Problem details >>
From the entries below, copy out every line with "monitored" in it.
▼
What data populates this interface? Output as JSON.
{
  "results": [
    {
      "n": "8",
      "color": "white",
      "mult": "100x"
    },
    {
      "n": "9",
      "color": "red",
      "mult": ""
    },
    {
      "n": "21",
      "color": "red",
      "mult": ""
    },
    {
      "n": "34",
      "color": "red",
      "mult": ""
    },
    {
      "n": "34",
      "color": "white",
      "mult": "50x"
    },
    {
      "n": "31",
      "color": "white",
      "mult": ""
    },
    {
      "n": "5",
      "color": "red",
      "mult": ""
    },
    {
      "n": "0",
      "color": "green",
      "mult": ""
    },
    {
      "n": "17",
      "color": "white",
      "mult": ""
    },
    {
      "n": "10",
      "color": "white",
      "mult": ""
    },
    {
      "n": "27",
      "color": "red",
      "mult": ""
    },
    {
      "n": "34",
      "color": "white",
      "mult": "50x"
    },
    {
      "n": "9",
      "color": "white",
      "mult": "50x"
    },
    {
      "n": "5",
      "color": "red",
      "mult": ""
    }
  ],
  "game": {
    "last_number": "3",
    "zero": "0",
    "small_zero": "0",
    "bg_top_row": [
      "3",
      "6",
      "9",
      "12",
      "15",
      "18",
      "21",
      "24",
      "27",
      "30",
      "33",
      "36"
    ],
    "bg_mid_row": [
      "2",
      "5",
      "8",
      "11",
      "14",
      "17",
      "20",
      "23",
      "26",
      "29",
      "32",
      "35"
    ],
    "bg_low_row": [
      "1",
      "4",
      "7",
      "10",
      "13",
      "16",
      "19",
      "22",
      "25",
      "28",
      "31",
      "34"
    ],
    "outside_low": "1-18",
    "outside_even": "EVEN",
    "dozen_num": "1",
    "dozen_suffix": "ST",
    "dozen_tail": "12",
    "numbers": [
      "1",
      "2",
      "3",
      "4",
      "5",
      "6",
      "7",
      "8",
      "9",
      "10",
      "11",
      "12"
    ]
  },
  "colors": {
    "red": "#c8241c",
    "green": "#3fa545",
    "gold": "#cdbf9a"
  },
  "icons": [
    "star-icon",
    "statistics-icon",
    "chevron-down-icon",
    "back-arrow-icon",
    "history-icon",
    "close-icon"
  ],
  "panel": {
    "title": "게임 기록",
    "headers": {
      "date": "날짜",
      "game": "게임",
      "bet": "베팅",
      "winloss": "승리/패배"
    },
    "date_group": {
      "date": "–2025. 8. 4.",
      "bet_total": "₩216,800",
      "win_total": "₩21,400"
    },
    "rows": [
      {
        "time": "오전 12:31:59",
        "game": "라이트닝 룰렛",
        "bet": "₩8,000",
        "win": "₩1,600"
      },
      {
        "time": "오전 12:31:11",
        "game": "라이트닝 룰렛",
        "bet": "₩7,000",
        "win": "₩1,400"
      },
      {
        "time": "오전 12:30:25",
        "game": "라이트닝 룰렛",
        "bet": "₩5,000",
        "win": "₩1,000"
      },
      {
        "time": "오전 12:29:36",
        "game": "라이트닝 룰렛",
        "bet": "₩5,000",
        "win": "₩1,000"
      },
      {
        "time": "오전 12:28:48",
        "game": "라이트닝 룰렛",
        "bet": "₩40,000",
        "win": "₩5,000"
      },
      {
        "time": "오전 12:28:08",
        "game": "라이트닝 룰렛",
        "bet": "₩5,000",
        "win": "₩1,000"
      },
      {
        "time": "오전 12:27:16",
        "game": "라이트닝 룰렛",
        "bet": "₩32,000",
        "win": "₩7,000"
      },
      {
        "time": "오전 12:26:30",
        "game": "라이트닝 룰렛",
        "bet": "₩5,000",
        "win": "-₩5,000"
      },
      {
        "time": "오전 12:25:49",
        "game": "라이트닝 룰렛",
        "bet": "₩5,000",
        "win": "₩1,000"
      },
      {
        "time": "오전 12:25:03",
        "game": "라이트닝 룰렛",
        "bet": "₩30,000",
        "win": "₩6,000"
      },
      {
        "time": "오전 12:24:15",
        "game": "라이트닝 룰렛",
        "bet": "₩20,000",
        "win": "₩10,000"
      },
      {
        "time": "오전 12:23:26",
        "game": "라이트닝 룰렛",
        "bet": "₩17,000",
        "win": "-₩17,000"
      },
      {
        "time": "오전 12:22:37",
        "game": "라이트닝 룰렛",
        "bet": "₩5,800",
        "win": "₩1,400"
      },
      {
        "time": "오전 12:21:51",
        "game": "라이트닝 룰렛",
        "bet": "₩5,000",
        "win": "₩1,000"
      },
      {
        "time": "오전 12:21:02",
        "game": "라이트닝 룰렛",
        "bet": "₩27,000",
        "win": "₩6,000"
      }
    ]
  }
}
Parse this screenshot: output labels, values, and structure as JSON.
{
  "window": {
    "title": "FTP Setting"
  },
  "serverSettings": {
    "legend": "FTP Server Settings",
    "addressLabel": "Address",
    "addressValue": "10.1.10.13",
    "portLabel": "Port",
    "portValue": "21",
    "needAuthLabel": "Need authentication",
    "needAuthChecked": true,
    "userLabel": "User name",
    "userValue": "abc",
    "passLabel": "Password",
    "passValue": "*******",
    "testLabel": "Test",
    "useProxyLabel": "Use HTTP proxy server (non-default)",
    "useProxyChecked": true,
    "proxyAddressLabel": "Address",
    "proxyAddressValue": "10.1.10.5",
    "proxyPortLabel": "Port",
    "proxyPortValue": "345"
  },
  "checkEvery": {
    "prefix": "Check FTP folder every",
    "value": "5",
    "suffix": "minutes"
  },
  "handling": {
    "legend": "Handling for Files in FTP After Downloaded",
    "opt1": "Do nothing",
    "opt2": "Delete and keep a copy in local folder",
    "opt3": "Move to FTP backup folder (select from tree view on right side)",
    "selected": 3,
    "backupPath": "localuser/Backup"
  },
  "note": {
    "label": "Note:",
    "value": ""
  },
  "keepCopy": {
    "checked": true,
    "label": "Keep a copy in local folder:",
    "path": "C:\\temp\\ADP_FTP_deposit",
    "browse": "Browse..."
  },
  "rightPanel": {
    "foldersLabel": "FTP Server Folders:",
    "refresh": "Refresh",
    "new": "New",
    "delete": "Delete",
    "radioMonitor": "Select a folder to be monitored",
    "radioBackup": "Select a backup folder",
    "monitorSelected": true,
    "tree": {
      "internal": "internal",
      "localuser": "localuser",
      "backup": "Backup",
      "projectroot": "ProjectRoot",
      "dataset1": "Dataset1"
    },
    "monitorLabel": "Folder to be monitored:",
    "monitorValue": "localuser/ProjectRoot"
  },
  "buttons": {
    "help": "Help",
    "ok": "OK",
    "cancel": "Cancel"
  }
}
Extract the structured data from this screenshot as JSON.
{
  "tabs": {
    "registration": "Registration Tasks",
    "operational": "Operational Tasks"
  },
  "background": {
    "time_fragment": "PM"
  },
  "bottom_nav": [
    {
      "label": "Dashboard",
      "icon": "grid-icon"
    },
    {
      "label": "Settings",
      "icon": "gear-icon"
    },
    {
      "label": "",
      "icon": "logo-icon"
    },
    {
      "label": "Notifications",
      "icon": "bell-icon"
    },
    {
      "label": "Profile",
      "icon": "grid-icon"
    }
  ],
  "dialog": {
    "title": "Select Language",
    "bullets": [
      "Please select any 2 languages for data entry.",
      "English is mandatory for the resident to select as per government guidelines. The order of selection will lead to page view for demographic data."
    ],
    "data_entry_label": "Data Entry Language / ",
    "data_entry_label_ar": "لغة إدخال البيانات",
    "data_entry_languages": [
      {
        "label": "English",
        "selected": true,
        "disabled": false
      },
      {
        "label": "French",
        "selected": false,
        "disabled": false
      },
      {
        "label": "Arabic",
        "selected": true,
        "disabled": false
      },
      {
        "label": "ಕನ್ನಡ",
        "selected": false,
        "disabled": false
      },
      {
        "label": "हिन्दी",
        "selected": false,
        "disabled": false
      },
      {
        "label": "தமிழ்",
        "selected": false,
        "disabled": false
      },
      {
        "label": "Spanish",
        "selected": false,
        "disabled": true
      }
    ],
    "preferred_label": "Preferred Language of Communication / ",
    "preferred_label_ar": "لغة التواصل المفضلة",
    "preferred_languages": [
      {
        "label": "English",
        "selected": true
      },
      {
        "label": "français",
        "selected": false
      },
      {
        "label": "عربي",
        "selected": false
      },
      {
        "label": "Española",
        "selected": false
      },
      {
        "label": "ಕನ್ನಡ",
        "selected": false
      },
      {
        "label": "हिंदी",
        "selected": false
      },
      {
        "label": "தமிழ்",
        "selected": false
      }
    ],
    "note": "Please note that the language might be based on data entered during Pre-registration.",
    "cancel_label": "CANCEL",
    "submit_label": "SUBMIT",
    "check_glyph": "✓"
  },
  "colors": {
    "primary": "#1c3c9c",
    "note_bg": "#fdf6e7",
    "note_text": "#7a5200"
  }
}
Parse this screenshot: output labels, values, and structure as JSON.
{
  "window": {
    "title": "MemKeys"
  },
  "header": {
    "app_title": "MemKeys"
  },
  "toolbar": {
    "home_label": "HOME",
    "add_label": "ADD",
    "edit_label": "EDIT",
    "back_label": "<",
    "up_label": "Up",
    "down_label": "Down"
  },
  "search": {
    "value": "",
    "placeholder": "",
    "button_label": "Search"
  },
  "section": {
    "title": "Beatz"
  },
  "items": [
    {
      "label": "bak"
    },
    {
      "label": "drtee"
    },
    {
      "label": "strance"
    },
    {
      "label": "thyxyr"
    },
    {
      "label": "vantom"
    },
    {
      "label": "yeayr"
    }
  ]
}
▲
Exercise result >>
    "radioMonitor": "Select a folder to be monitored",
    "monitorLabel": "Folder to be monitored:",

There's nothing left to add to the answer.